* **Brief**
Copy out all the lines where "информации" shows up.

* **Exercise data**
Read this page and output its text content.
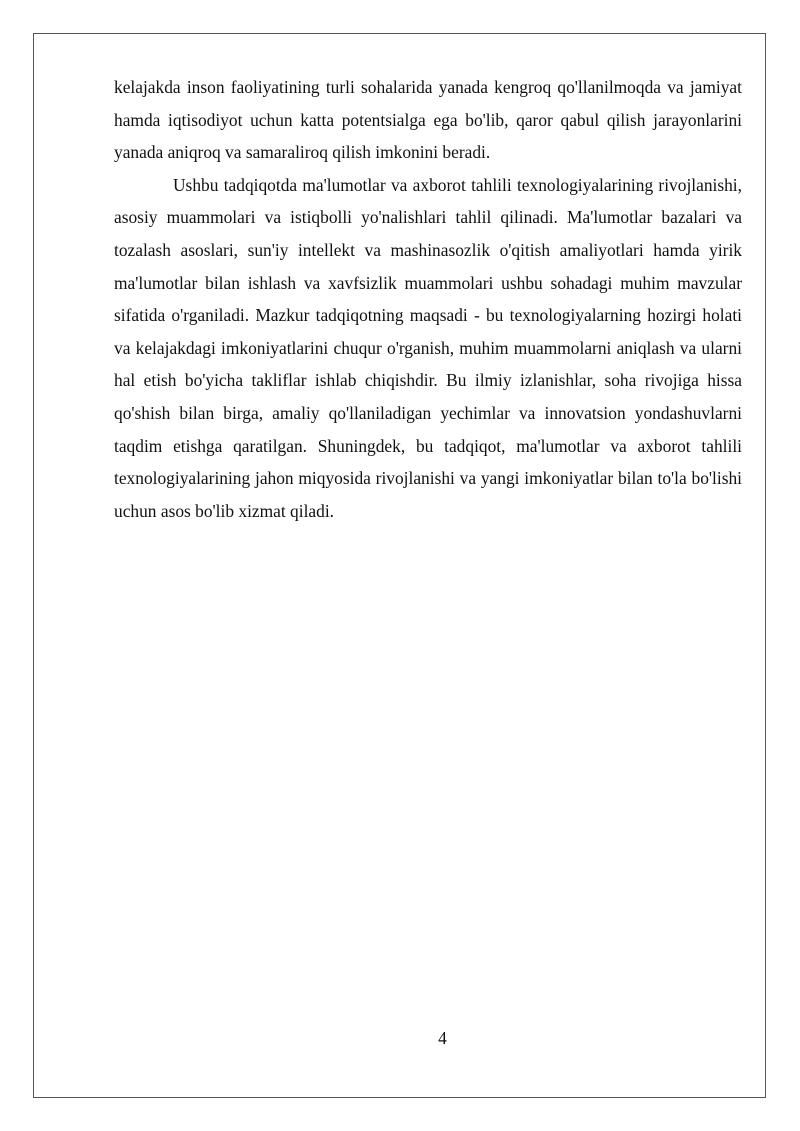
kelajakda inson faoliyatining turli sohalarida yanada kengroq qo'llanilmoqda va jamiyat hamda iqtisodiyot uchun katta potentsialga ega bo'lib, qaror qabul qilish jarayonlarini yanada aniqroq va samaraliroq qilish imkonini beradi.

Ushbu tadqiqotda ma'lumotlar va axborot tahlili texnologiyalarining rivojlanishi, asosiy muammolari va istiqbolli yo'nalishlari tahlil qilinadi. Ma'lumotlar bazalari va tozalash asoslari, sun'iy intellekt va mashinasozlik o'qitish amaliyotlari hamda yirik ma'lumotlar bilan ishlash va xavfsizlik muammolari ushbu sohadagi muhim mavzular sifatida o'rganiladi. Mazkur tadqiqotning maqsadi - bu texnologiyalarning hozirgi holati va kelajakdagi imkoniyatlarini chuqur o'rganish, muhim muammolarni aniqlash va ularni hal etish bo'yicha takliflar ishlab chiqishdir. Bu ilmiy izlanishlar, soha rivojiga hissa qo'shish bilan birga, amaliy qo'llaniladigan yechimlar va innovatsion yondashuvlarni taqdim etishga qaratilgan. Shuningdek, bu tadqiqot, ma'lumotlar va axborot tahlili texnologiyalarining jahon miqyosida rivojlanishi va yangi imkoniyatlar bilan to'la bo'lishi uchun asos bo'lib xizmat qiladi.

4
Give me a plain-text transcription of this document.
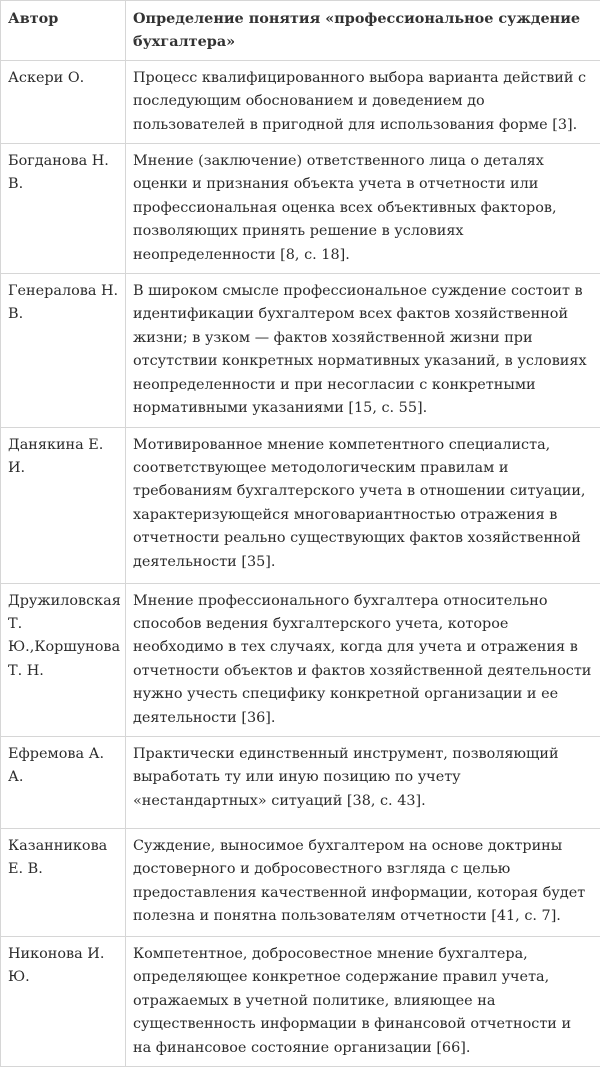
Автор	Определение понятия «профессиональное суждение бухгалтера»
Аскери О.	Процесс квалифицированного выбора варианта действий с последующим обоснованием и доведением до пользователей в пригодной для использования форме [3].
Богданова Н. В.	Мнение (заключение) ответственного лица о деталях оценки и признания объекта учета в отчетности или профессиональная оценка всех объективных факторов, позволяющих принять решение в условиях неопределенности [8, с. 18].
Генералова Н. В.	В широком смысле профессиональное суждение состоит в идентификации бухгалтером всех фактов хозяйственной жизни; в узком — фактов хозяйственной жизни при отсутствии конкретных нормативных указаний, в условиях неопределенности и при несогласии с конкретными нормативными указаниями [15, с. 55].
Данякина Е. И.	Мотивированное мнение компетентного специалиста, соответствующее методологическим правилам и требованиям бухгалтерского учета в отношении ситуации, характеризующейся многовариантностью отражения в отчетности реально существующих фактов хозяйственной деятельности [35].
Дружиловская Т. Ю.,Коршунова Т. Н.	Мнение профессионального бухгалтера относительно способов ведения бухгалтерского учета, которое необходимо в тех случаях, когда для учета и отражения в отчетности объектов и фактов хозяйственной деятельности нужно учесть специфику конкретной организации и ее деятельности [36].
Ефремова А. А.	Практически единственный инструмент, позволяющий выработать ту или иную позицию по учету «нестандартных» ситуаций [38, с. 43].
Казанникова Е. В.	Суждение, выносимое бухгалтером на основе доктрины достоверного и добросовестного взгляда с целью предоставления качественной информации, которая будет полезна и понятна пользователям отчетности [41, с. 7].
Никонова И. Ю.	Компетентное, добросовестное мнение бухгалтера, определяющее конкретное содержание правил учета, отражаемых в учетной политике, влияющее на существенность информации в финансовой отчетности и на финансовое состояние организации [66].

* **Exercise response**
Казанникова Е. В.	Суждение, выносимое бухгалтером на основе доктрины достоверного и добросовестного взгляда с целью предоставления качественной информации, которая будет полезна и понятна пользователям отчетности [41, с. 7].
Никонова И. Ю.	Компетентное, добросовестное мнение бухгалтера, определяющее конкретное содержание правил учета, отражаемых в учетной политике, влияющее на существенность информации в финансовой отчетности и на финансовое состояние организации [66].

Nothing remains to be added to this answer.